Element placement data
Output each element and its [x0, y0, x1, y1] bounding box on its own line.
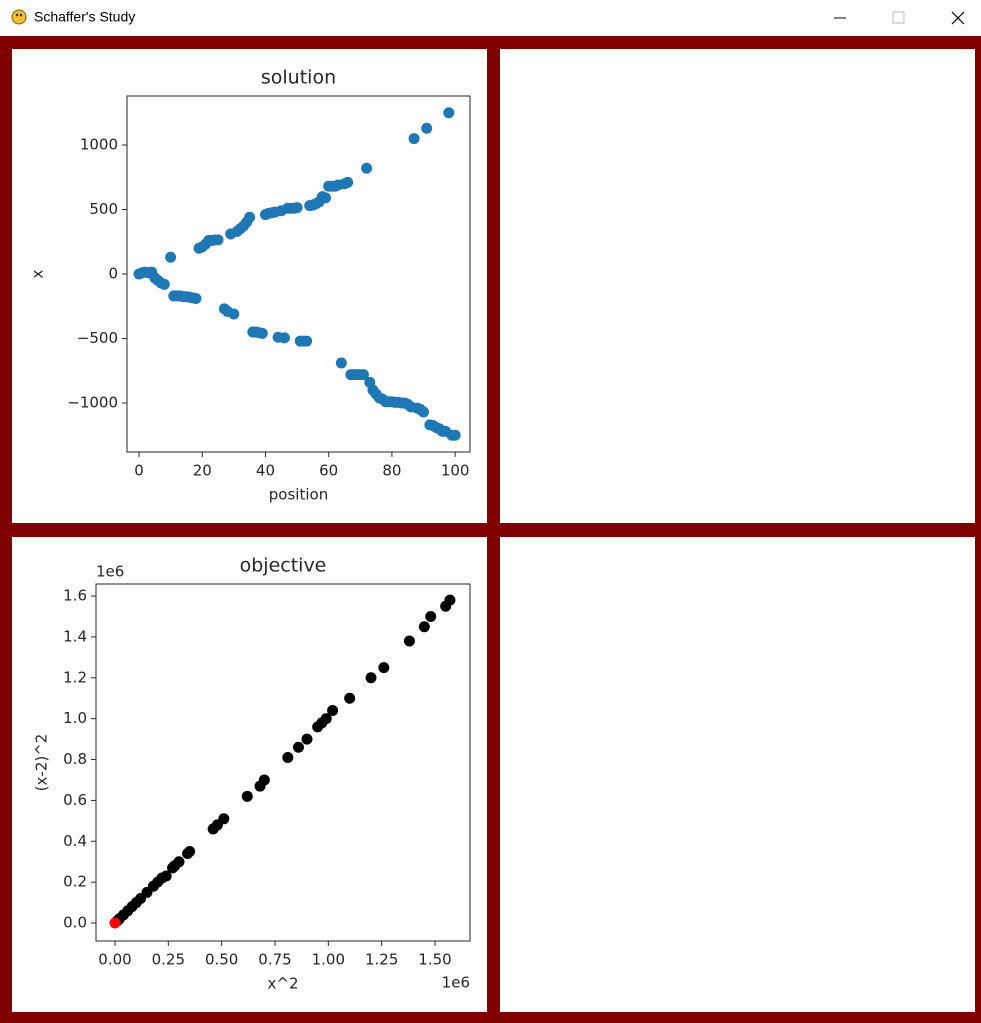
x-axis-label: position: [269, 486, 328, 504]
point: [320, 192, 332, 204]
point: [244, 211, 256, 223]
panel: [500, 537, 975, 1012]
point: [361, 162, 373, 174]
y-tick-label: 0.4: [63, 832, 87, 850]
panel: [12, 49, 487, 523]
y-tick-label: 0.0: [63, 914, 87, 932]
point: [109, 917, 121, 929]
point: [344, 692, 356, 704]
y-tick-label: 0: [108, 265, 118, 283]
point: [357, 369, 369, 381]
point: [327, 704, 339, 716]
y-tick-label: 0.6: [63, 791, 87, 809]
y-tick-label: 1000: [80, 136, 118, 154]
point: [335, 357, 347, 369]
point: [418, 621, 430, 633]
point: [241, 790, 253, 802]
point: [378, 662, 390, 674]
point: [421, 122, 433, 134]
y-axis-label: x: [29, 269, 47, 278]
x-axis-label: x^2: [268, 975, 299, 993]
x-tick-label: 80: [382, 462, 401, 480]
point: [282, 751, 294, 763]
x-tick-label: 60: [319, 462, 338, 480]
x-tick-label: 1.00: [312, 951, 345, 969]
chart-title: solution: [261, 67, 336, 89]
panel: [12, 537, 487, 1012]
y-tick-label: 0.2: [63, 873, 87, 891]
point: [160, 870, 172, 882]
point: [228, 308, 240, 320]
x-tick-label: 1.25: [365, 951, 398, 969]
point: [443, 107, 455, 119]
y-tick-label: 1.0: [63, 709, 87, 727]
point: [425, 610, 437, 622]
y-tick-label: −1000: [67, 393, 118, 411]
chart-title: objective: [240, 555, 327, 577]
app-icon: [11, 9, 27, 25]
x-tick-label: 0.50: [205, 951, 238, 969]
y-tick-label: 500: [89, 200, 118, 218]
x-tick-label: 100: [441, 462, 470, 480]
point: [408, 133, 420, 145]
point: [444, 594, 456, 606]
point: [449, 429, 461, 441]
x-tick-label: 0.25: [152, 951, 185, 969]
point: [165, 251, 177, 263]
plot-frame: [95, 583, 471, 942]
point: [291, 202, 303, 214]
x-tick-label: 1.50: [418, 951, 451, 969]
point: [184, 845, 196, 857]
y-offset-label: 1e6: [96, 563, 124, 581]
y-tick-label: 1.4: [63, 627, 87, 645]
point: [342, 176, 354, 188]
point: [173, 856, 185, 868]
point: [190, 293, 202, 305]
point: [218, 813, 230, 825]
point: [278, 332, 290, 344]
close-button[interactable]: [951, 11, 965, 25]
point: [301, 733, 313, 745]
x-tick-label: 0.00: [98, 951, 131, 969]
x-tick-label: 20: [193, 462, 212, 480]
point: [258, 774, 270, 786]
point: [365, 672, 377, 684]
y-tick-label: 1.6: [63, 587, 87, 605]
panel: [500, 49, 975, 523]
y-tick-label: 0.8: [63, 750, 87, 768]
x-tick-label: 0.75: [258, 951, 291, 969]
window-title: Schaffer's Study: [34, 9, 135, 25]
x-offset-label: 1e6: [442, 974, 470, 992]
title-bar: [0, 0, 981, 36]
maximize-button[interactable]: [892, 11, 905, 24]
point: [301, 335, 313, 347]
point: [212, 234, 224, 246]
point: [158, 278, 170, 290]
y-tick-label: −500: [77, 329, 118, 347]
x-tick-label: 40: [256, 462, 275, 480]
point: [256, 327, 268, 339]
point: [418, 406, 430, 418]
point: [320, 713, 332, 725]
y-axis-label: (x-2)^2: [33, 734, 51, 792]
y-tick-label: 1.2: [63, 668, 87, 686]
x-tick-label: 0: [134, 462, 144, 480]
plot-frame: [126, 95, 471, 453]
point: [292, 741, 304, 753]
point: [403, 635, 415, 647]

---

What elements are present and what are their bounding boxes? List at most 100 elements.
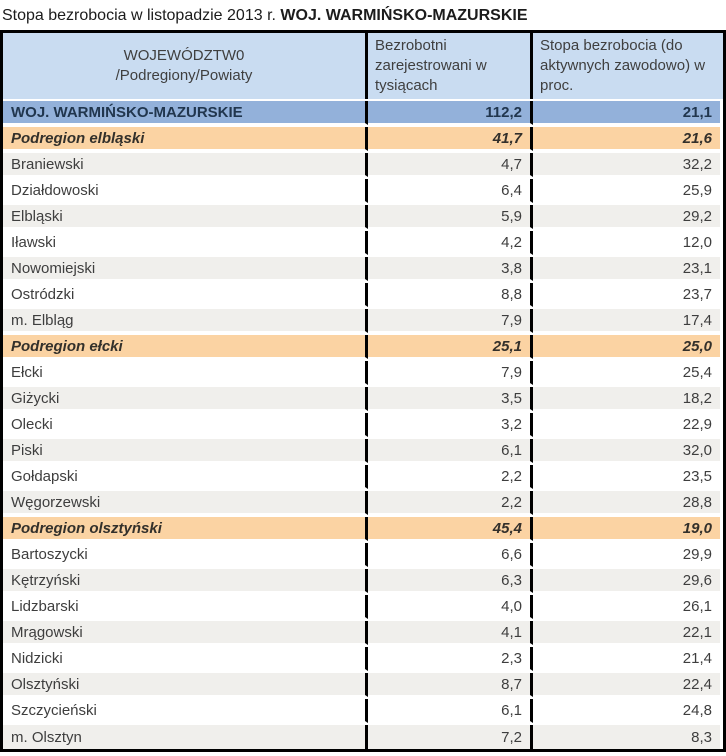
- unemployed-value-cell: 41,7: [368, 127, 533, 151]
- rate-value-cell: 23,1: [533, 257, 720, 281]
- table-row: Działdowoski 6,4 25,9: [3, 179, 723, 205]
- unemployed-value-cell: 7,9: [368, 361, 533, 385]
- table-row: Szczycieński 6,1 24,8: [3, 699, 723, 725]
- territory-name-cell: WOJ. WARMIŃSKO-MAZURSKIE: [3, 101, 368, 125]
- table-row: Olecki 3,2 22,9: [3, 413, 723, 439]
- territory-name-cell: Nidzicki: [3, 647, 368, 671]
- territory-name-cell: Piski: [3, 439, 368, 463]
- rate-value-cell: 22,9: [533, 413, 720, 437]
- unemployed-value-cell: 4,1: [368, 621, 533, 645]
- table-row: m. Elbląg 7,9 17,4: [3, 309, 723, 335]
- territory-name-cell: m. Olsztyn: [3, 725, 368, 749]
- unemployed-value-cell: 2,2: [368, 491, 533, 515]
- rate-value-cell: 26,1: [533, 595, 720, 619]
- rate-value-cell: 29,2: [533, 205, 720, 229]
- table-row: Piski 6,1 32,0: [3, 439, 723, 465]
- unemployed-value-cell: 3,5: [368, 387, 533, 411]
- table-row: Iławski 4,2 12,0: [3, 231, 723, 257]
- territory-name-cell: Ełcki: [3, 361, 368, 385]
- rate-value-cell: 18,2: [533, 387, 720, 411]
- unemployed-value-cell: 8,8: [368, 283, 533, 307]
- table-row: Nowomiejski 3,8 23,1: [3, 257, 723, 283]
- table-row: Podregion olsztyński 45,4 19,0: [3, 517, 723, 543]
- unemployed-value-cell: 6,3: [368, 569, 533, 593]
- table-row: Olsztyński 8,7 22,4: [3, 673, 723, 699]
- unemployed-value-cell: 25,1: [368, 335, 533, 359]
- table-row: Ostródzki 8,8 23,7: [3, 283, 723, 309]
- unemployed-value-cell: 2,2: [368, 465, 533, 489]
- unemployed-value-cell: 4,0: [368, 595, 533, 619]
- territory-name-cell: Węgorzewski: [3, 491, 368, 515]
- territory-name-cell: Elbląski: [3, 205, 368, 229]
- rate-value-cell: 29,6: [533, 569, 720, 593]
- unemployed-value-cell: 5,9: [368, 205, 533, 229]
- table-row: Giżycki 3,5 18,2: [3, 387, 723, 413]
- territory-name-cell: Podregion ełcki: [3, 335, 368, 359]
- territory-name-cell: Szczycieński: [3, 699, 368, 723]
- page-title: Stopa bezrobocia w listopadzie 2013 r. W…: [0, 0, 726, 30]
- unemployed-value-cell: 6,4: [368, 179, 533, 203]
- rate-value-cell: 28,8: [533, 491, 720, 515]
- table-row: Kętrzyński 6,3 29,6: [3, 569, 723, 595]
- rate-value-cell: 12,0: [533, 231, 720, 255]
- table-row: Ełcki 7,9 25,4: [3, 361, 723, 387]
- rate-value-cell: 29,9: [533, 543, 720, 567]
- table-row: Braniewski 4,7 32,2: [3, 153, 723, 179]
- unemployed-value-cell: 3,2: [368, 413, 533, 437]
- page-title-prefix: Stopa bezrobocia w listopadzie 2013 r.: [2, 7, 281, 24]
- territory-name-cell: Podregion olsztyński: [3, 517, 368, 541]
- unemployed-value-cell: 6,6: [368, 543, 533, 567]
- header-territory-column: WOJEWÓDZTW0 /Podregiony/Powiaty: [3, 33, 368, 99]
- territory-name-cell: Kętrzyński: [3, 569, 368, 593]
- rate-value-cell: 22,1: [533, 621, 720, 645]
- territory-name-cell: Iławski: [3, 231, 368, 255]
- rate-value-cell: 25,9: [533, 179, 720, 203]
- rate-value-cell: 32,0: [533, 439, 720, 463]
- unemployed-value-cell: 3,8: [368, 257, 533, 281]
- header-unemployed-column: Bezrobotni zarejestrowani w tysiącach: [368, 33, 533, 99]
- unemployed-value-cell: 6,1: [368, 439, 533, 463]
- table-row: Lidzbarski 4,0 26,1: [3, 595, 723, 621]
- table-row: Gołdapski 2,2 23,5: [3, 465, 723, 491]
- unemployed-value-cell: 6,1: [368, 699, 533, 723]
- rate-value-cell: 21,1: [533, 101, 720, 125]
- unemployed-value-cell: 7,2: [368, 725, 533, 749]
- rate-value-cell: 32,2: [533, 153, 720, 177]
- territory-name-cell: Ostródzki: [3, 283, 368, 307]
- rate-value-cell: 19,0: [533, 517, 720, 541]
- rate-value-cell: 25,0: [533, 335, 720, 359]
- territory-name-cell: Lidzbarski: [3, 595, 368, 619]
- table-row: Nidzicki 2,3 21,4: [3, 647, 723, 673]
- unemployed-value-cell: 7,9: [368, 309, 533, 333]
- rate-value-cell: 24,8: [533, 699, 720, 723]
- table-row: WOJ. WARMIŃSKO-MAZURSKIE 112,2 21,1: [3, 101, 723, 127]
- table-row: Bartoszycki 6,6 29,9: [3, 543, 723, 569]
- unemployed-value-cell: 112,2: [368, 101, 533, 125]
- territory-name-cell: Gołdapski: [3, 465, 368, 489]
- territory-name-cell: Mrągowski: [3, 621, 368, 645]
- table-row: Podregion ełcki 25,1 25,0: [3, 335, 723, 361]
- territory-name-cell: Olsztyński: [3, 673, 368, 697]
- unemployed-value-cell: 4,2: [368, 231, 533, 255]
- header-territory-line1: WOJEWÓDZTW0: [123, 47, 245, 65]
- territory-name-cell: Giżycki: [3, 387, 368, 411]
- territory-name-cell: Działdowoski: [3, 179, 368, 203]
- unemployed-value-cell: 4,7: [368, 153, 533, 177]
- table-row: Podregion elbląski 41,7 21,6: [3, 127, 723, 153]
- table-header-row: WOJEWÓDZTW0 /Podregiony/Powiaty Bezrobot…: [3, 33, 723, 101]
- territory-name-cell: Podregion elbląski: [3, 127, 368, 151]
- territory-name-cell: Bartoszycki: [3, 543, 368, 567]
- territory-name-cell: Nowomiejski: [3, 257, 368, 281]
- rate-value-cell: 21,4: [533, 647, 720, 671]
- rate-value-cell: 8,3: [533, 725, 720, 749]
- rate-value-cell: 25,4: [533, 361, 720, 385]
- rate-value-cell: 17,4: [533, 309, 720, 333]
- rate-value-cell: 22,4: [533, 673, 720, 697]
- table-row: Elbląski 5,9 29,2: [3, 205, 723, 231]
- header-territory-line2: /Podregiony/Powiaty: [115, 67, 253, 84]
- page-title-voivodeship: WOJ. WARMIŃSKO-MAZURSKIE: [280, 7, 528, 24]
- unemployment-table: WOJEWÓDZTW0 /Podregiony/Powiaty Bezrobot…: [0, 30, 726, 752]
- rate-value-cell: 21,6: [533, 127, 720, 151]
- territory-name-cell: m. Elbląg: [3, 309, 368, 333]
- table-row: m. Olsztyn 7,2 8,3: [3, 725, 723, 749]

--

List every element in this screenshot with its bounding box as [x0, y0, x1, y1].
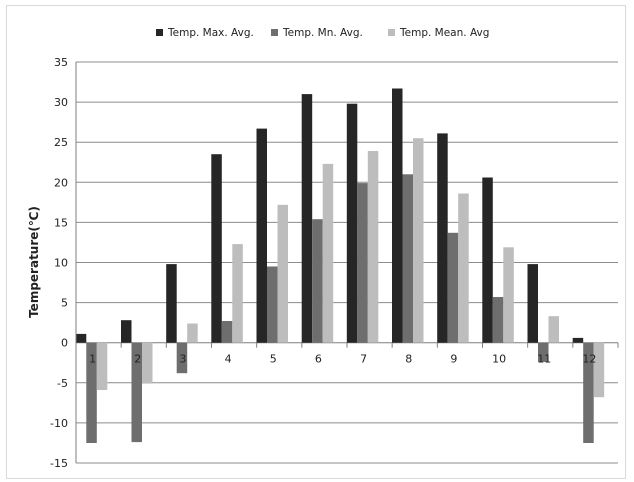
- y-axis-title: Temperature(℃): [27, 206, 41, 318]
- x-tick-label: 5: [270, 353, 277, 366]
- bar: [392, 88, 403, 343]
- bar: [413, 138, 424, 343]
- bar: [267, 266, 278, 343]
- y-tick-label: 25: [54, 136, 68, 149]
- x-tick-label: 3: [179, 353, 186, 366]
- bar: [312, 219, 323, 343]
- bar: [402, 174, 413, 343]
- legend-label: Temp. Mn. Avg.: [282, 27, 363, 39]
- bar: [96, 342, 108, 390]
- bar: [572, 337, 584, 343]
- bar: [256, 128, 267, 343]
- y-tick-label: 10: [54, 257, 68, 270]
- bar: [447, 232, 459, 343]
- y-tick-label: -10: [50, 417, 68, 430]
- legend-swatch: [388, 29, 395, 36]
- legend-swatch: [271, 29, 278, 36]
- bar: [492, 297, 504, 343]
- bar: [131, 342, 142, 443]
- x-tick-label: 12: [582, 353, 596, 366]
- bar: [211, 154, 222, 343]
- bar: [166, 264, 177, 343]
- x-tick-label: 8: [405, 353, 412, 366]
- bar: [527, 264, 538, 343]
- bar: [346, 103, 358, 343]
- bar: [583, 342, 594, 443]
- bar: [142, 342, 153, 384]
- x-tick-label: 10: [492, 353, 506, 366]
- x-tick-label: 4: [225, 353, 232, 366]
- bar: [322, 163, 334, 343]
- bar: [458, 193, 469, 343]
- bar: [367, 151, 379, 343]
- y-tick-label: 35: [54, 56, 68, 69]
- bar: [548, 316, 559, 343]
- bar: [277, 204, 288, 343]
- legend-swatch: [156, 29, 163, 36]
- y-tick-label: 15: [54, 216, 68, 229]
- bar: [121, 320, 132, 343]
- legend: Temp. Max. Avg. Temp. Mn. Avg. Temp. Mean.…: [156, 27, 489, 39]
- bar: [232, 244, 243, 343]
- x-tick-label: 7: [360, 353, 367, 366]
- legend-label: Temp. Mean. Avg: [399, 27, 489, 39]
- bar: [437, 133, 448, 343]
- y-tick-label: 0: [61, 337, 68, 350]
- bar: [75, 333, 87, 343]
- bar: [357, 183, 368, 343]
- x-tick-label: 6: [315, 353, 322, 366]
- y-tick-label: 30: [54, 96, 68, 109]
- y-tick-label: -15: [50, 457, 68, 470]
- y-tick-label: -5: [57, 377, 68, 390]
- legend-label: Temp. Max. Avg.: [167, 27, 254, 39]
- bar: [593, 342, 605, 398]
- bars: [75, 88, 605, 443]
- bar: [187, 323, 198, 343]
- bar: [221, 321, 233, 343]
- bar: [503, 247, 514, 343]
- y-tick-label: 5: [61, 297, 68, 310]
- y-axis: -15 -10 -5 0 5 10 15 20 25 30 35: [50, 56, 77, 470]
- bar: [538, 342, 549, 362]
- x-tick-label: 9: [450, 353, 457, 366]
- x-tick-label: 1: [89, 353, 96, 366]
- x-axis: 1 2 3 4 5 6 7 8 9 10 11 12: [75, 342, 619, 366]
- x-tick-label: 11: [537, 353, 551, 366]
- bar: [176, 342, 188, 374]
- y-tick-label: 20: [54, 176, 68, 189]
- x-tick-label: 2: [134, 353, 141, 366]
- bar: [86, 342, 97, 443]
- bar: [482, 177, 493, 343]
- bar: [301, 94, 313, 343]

# STATED TASK
Please output, unchanged, every line starting with the one that contains "- y-axis-title: Temperature(℃): [27, 206, 41, 318]" and going on through the one that contains "- bar: [527, 264, 538, 343]", with both of those lines included.

# IN RESPONSE
- y-axis-title: Temperature(℃): [27, 206, 41, 318]
- x-tick-label: 5: [270, 353, 277, 366]
- bar: [392, 88, 403, 343]
- bar: [413, 138, 424, 343]
- bar: [267, 266, 278, 343]
- y-tick-label: 25: [54, 136, 68, 149]
- x-tick-label: 3: [179, 353, 186, 366]
- bar: [312, 219, 323, 343]
- bar: [402, 174, 413, 343]
- legend-label: Temp. Mn. Avg.: [282, 27, 363, 39]
- bar: [96, 342, 108, 390]
- bar: [572, 337, 584, 343]
- bar: [256, 128, 267, 343]
- y-tick-label: 10: [54, 257, 68, 270]
- bar: [447, 232, 459, 343]
- y-tick-label: -10: [50, 417, 68, 430]
- legend-swatch: [388, 29, 395, 36]
- legend-swatch: [271, 29, 278, 36]
- bar: [492, 297, 504, 343]
- bar: [131, 342, 142, 443]
- x-tick-label: 12: [582, 353, 596, 366]
- bar: [211, 154, 222, 343]
- bar: [166, 264, 177, 343]
- x-tick-label: 8: [405, 353, 412, 366]
- bar: [527, 264, 538, 343]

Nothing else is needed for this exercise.